Trecho selecionado:
A ilha me pedia cada vez mais tempo. Eu dava. Feliz. Não sabia aonde iria, mas a travessia era fantástica, percebida não só por minha racionalidade, mas por todos os poros de minha pele que suava em tardes estafantes e se refrescava em entardeceres pitorescos. Ali, na ponta de Sambaqui, olhava para os nativos com uma mistura de inveja e curiosidade. Pensava com meu bloco. Eles, as pessoas do local, são os Sambaquianos remanescentes. Vivem perto do mar. Encontram-se na praia, enamoram-se na lua e fazem amor na areia. Depois vão adiante. Ali, naquele mesmo local, existem indícios de uma imensa pirâmide de conchas, de até 20 metros de altura, que por milênios foi o ponto principal de uma cultura que viveu de forma sedentária na ilha de Santa Catarina e regiões do Litoral Centro de Santa Catarina. Mas faltam pesquisas.

O apogeu da cultura Sambaqui foi até cerca de mil anos depois de Cristo, antes da chegada das populações hoje denominadas como do grupo Jê, na região. A mescla cultural ocorreu e por algum motivo ainda não esclarecido pela pesquisa arqueológica, a criação das gigantescas pirâmides de conchas foi interrompida. Quando os Guaranis ocuparam o litoral de Santa Catarina, depois dos Jês, os homens de Sambaqui só poderiam ser reconhecidos por seus maiores feitos: as pirâmides de conchas, as gravuras rupestres e o modo de vida baseado na pesca e no consumo do berbigão e dos muitos outros moluscos que infestavam as muitas lagoas da orla, local onde o acesso à comida é mais fácil que no mar.

O bairro de Sambaqui é um dos mais isolados da baia norte da ilha. No seu ponto mais profundo, uma ponta, chamada ponta do Sambaqui, se estende de forma ovalada em direção ao mar, como uma cabeça de cobra. Ali é um dos lugares do possível Sambaqui nunca pesquisado. O local mantém algumas casas coloniais, herança da vila de pescadores que um dia foi. Ainda restam poucos ranchos de pescadores de madeira na orla de mar manso, sem ondas, que faz a alegria das famílias no Verão. Muitas construções foram substituídas por casas de moradia irregulares, restaurantes e comércios que impedem a vista do mar para quem circula na rua ou na calçada. Nos poucos pontos abertos ainda, uma canoa “ancestral” abandonada é um marco de um descaso com a história que não consegue ser transformada em suvenires para vender aos turistas, que visitam o local em busca da tradição lusitana e suas lendas metamorfoseadas em sincretismos indígenas-afro-lusitanos: bruxas, bois, pedras, marias, bonecas e rendas.

Linhas desta tarefa:
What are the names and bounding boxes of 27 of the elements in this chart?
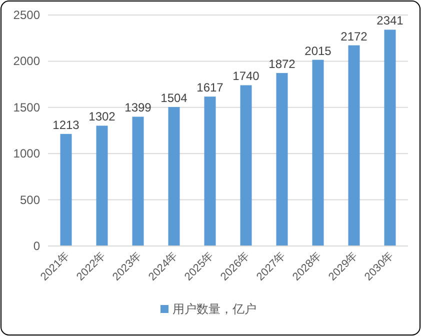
bar [204, 96, 216, 246]
bar [60, 134, 72, 246]
bar [240, 85, 252, 246]
data-label: 2015 [304, 44, 332, 58]
bar [276, 73, 288, 246]
y-tick-label: 500 [20, 192, 40, 207]
data-label: 1740 [232, 69, 260, 84]
legend-label: 用户数量，亿户 [172, 302, 256, 316]
y-tick-label: 2500 [13, 8, 40, 22]
y-tick-label: 1000 [13, 146, 40, 161]
y-tick-label: 2000 [13, 54, 40, 68]
bar [348, 45, 360, 246]
y-tick-label: 1500 [13, 100, 40, 114]
data-label: 1302 [88, 110, 116, 124]
data-label: 1504 [160, 91, 188, 106]
bar [312, 60, 324, 246]
bar [96, 126, 108, 246]
y-tick-label: 0 [33, 239, 40, 253]
bar [384, 30, 396, 246]
data-label: 2172 [340, 29, 368, 44]
bar [168, 107, 180, 246]
data-label: 1213 [52, 118, 80, 132]
data-label: 2341 [376, 14, 404, 28]
data-label: 1872 [268, 57, 296, 72]
data-label: 1617 [196, 80, 224, 95]
bar [132, 116, 144, 246]
data-label: 1399 [124, 100, 152, 115]
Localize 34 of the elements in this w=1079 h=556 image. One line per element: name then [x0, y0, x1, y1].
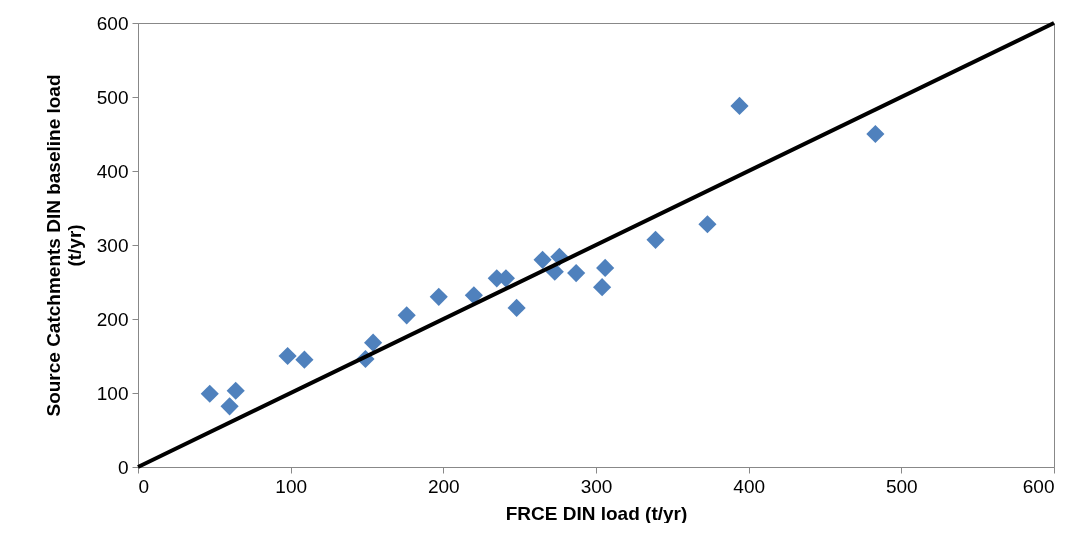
y-tick-label: 200 — [96, 308, 129, 330]
point — [596, 258, 615, 278]
point — [730, 96, 749, 115]
point — [567, 264, 586, 283]
x-tick-label: 100 — [275, 475, 308, 497]
point — [593, 278, 612, 297]
point — [464, 286, 483, 305]
point — [866, 124, 885, 144]
x-axis-title: FRCE DIN load (t/yr) — [505, 502, 688, 524]
x-tick-label: 200 — [427, 475, 460, 497]
x-tick-label: 0 — [138, 475, 150, 497]
point — [429, 287, 448, 306]
x-tick-label: 400 — [733, 475, 766, 497]
y-tick-label: 0 — [117, 456, 129, 478]
y-tick-label: 100 — [96, 382, 129, 404]
point — [646, 230, 665, 249]
x-tick-label: 300 — [580, 475, 613, 497]
y-axis-title: Source Catchments DIN baseline load (t/yr) — [42, 74, 85, 417]
y-tick-label: 600 — [96, 12, 129, 34]
point — [220, 397, 239, 416]
x-tick-label: 500 — [885, 475, 918, 497]
y-tick-label: 300 — [96, 234, 129, 256]
point — [698, 215, 717, 234]
point — [200, 384, 219, 403]
point — [278, 346, 297, 366]
point — [364, 333, 383, 352]
y-tick-label: 400 — [96, 160, 129, 182]
point — [295, 350, 314, 369]
point — [397, 306, 416, 325]
x-tick-label: 600 — [1022, 475, 1055, 497]
point — [507, 298, 526, 317]
y-tick-label: 500 — [96, 86, 129, 108]
point — [226, 381, 245, 400]
point — [533, 250, 552, 269]
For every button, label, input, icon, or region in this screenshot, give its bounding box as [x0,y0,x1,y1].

Tarefas a cumprir:
• a. Reproduza fielmente as linhas que vão da que contém "y-tick-label: 200 — [96, 308, 129, 330]" até a que contém "point — [533, 250, 552, 269]", incluindo as duas.
• b. Prossiga o texto sobre Sambaqui a partir do ponto em que ele termina.
As linhas não têm nenhuma relação com o texto sobre Sambaqui.

Resultados do exercício:
• a.
y-tick-label: 200 — [96, 308, 129, 330]
point — [596, 258, 615, 278]
point — [730, 96, 749, 115]
point — [567, 264, 586, 283]
x-tick-label: 100 — [275, 475, 308, 497]
point — [593, 278, 612, 297]
point — [464, 286, 483, 305]
point — [866, 124, 885, 144]
x-axis-title: FRCE DIN load (t/yr) — [505, 502, 688, 524]
x-tick-label: 200 — [427, 475, 460, 497]
x-tick-label: 0 — [138, 475, 150, 497]
point — [429, 287, 448, 306]
x-tick-label: 400 — [733, 475, 766, 497]
y-tick-label: 0 — [117, 456, 129, 478]
y-tick-label: 100 — [96, 382, 129, 404]
point — [646, 230, 665, 249]
x-tick-label: 300 — [580, 475, 613, 497]
y-axis-title: Source Catchments DIN baseline load (t/yr) — [42, 74, 85, 417]
y-tick-label: 600 — [96, 12, 129, 34]
point — [220, 397, 239, 416]
x-tick-label: 500 — [885, 475, 918, 497]
y-tick-label: 300 — [96, 234, 129, 256]
point — [698, 215, 717, 234]
point — [200, 384, 219, 403]
point — [278, 346, 297, 366]
point — [364, 333, 383, 352]
y-tick-label: 400 — [96, 160, 129, 182]
point — [295, 350, 314, 369]
point — [397, 306, 416, 325]
x-tick-label: 600 — [1022, 475, 1055, 497]
point — [507, 298, 526, 317]
y-tick-label: 500 — [96, 86, 129, 108]
point — [226, 381, 245, 400]
point — [533, 250, 552, 269]

• b.
Canoa abandonada, descaso com a história que não consegue ser transformada em suvenires para vender aos turistas

À noite, a calma do lugar só é alterada quando o barracão azul na praça recebe uma noitada de samba de raiz. Ali se misturam nativos com turistas e ilhéus de outras áreas da Florianópolis metrópole. Na beira da água muito amor, suor e paixão. Nada muito diferente do que aconteceu por milênios. Homens e mulheres buscando prazer e fugindo da dor da sobrevivência nos encantos da areia macia e a brisa amena do mar. Até hoje perambulam os corpos noturnos, perdidos nas contemplações do céu, mar, estrela e lua como que a buscar pensamentos que acalmem as inquietações da vida. O passado milenar apenas sobrevive no nome do local que abrigou uma obra única, o sepultamento onde hoje repousam os esqueletos dos ancestrais, a poucos metros do samba e dos gingados dos dançarinos.

A pesca ainda é significativa para os descendentes dos pescadores coloniais. Mas o cultivo da ostra, prática implantada com apoio governamental na década de 1980, é quem paga as contas anuais, engordadas nas épocas de safra de camarão e peixes como a tainha, ainda abundante, lembrança de tempos de fartura, mas que cada vez mais desperta o temor dos pescadores de que o ciclo de fartura de comida termine. Quantos anos mais para que a atividade pesqueira seja apenas uma palavra esquecida, se indagam os velhos pescadores junto aos seus ranchos de pesca à beira-mar, alvo da cobiça da especulação imobiliária. A abundância de comida na região se devia ao complexo mundo interligado de rios, córregos, lagoas, baias e mar aberto, que no litoral recortadíssimo, com vegetação exuberante e clima de estações bem definidas, permitiu a fartura que facilitou a longa ocupação humana. A cada ano, de acordo com quem vive da pesca, surgem mais problemas e menos pescados. A orla é ocupada descontroladamente. Cinquenta anos de especulação imobiliária intensiva destroçaram mais a ilha e o litoral centro de Santa Catarina, arrasando uma das mais belas regiões do Brasil. E a chave de toda a conservação do ambiente em uma ilha é a pesca, bioindicador categórico. Quando a pesca vai mal, alguma coisa está profundamente errada.



A SENHORA DAS CONCHAS


Aimê dedica sua vida há pesquisar moluscos. O rosto de pele clara tem vários curativos. O excesso de sol já deixou marcas profundas na professora que mantém um laboratório na UFSC para estudar por meio da fauna marinha a situação do mar. Pesquisadora, professora e cientista, ela fala calmamente sobre o objeto de sua dedicação, as conhecidas vulgarmente como conchas. E, por meio de muito trabalho, encontra respostas nessas conchas, inclusive sobre nossos ancestrais, os homens de Sambaqui ( | confira a entrevista de Aimê aqui ).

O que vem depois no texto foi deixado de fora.